Extract each line containing the string "的主体资格".

[EXERCISE INPUTS]
>>
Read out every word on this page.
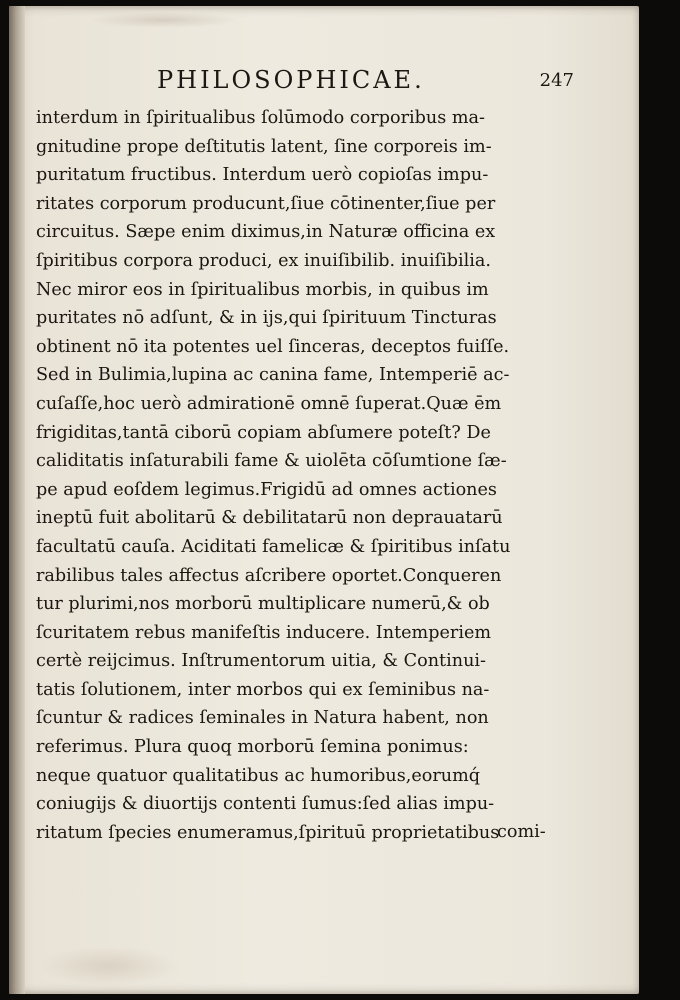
PHILOSOPHICAE.	247
interdum in ſpiritualibus ſolūmodo corporibus ma-
gnitudine prope deſtitutis latent, ſine corporeis im-
puritatum fructibus. Interdum uerò copioſas impu-
ritates corporum producunt,ſiue cōtinenter,ſiue per
circuitus. Sæpe enim diximus,in Naturæ officina ex
ſpiritibus corpora produci, ex inuiſibilib. inuiſibilia.
Nec miror eos in ſpiritualibus morbis, in quibus im
puritates nō adſunt, & in ijs,qui ſpirituum Tincturas
obtinent nō ita potentes uel ſinceras, deceptos fuiſſe.
Sed in Bulimia,lupina ac canina fame, Intemperiē ac-
cuſaſſe,hoc uerò admirationē omnē ſuperat.Quæ ēm
frigiditas,tantā ciborū copiam abſumere poteſt? De
caliditatis inſaturabili fame & uiolēta cōſumtione ſæ-
pe apud eoſdem legimus.Frigidū ad omnes actiones
ineptū fuit abolitarū & debilitatarū non deprauatarū
facultatū cauſa. Aciditati famelicæ & ſpiritibus inſatu
rabilibus tales affectus aſcribere oportet.Conqueren
tur plurimi,nos morborū multiplicare numerū,& ob
ſcuritatem rebus manifeſtis inducere. Intemperiem
certè reijcimus. Inſtrumentorum uitia, & Continui-
tatis ſolutionem, inter morbos qui ex ſeminibus na-
ſcuntur & radices ſeminales in Natura habent, non
referimus. Plura quoq morborū ſemina ponimus:
neque quatuor qualitatibus ac humoribus,eorumq́
coniugijs & diuortijs contenti ſumus:ſed alias impu-
ritatum ſpecies enumeramus,ſpirituū proprietatibus
comi-
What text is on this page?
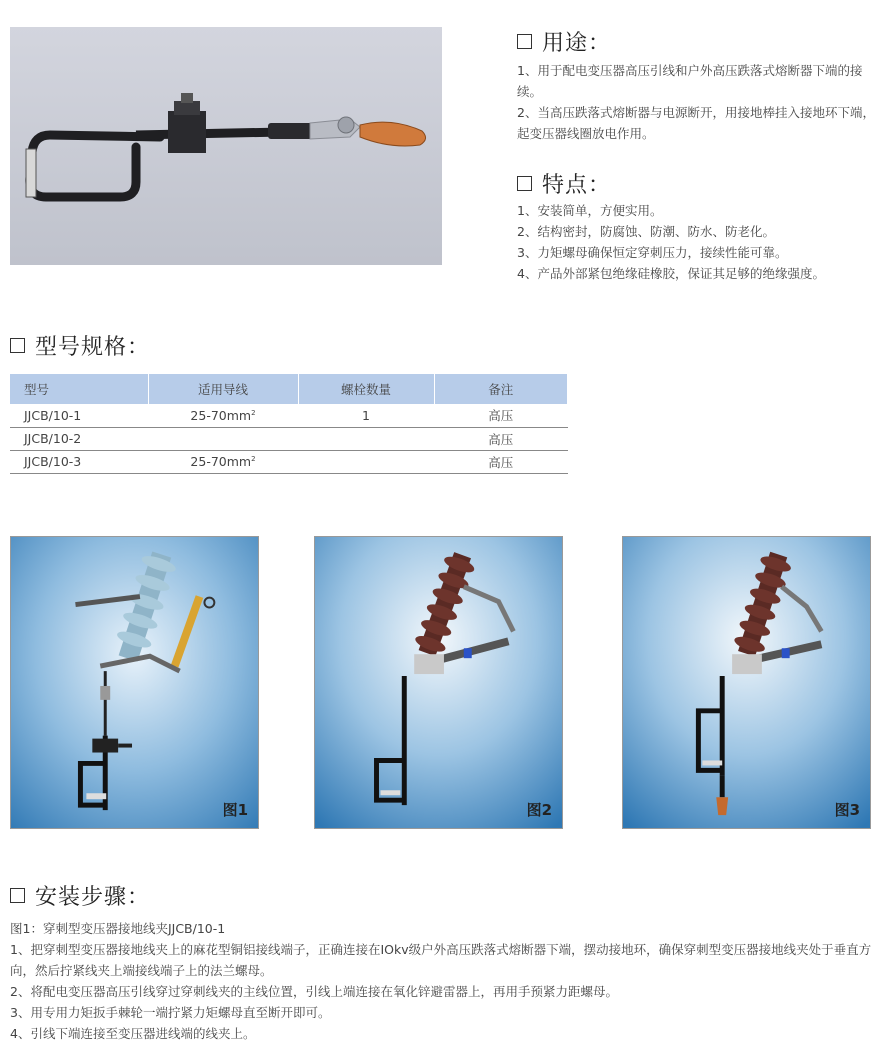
用途：

1、用于配电变压器高压引线和户外高压跌落式熔断器下端的接续。

2、当高压跌落式熔断器与电源断开，用接地棒挂入接地环下端，起变压器线圈放电作用。

特点：

1、安装简单，方便实用。

2、结构密封，防腐蚀、防潮、防水、防老化。

3、力矩螺母确保恒定穿刺压力，接续性能可靠。

4、产品外部紧包绝缘硅橡胶，保证其足够的绝缘强度。

型号规格：
型号	适用导线	螺栓数量	备注
JJCB/10-1	$25-70mm^2$	1	高压
JJCB/10-2			高压
JJCB/10-3	$25-70mm^2$		高压
图1	图2	图3
安装步骤：

图1：穿刺型变压器接地线夹JJCB/10-1

1、把穿刺型变压器接地线夹上的麻花型铜铝接线端子，正确连接在IOkv级户外高压跌落式熔断器下端，摆动接地环，确保穿刺型变压器接地线夹处于垂直方向，然后拧紧线夹上端接线端子上的法兰螺母。

2、将配电变压器高压引线穿过穿刺线夹的主线位置，引线上端连接在氧化锌避雷器上，再用手预紧力距螺母。

3、用专用力矩扳手棘轮一端拧紧力矩螺母直至断开即可。

4、引线下端连接至变压器进线端的线夹上。
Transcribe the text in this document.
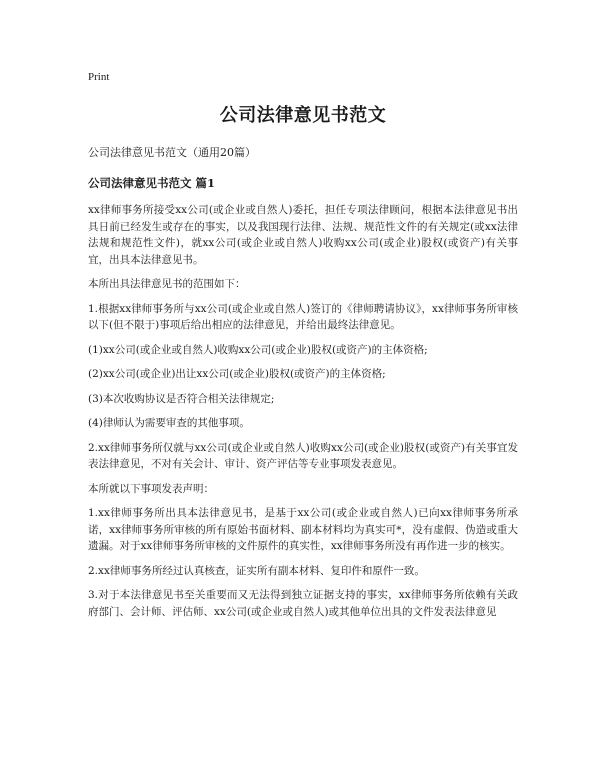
Print
公司法律意见书范文
公司法律意见书范文（通用20篇）
公司法律意见书范文 篇1

xx律师事务所接受xx公司(或企业或自然人)委托，担任专项法律顾问，根据本法律意见书出具日前已经发生或存在的事实，以及我国现行法律、法规、规范性文件的有关规定(或xx法律法规和规范性文件)，就xx公司(或企业或自然人)收购xx公司(或企业)股权(或资产)有关事宜，出具本法律意见书。

本所出具法律意见书的范围如下：

1.根据xx律师事务所与xx公司(或企业或自然人)签订的《律师聘请协议》，xx律师事务所审核以下(但不限于)事项后给出相应的法律意见，并给出最终法律意见。

(1)xx公司(或企业或自然人)收购xx公司(或企业)股权(或资产)的主体资格;

(2)xx公司(或企业)出让xx公司(或企业)股权(或资产)的主体资格;

(3)本次收购协议是否符合相关法律规定;

(4)律师认为需要审查的其他事项。

2.xx律师事务所仅就与xx公司(或企业或自然人)收购xx公司(或企业)股权(或资产)有关事宜发表法律意见，不对有关会计、审计、资产评估等专业事项发表意见。

本所就以下事项发表声明：

1.xx律师事务所出具本法律意见书，是基于xx公司(或企业或自然人)已向xx律师事务所承诺，xx律师事务所审核的所有原始书面材料、副本材料均为真实可*，没有虚假、伪造或重大遗漏。对于xx律师事务所审核的文件原件的真实性，xx律师事务所没有再作进一步的核实。

2.xx律师事务所经过认真核查，证实所有副本材料、复印件和原件一致。

3.对于本法律意见书至关重要而又无法得到独立证据支持的事实，xx律师事务所依赖有关政府部门、会计师、评估师、xx公司(或企业或自然人)或其他单位出具的文件发表法律意见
<<
[SOLUTION TO THE PROBLEM]
(1)xx公司(或企业或自然人)收购xx公司(或企业)股权(或资产)的主体资格;
(2)xx公司(或企业)出让xx公司(或企业)股权(或资产)的主体资格;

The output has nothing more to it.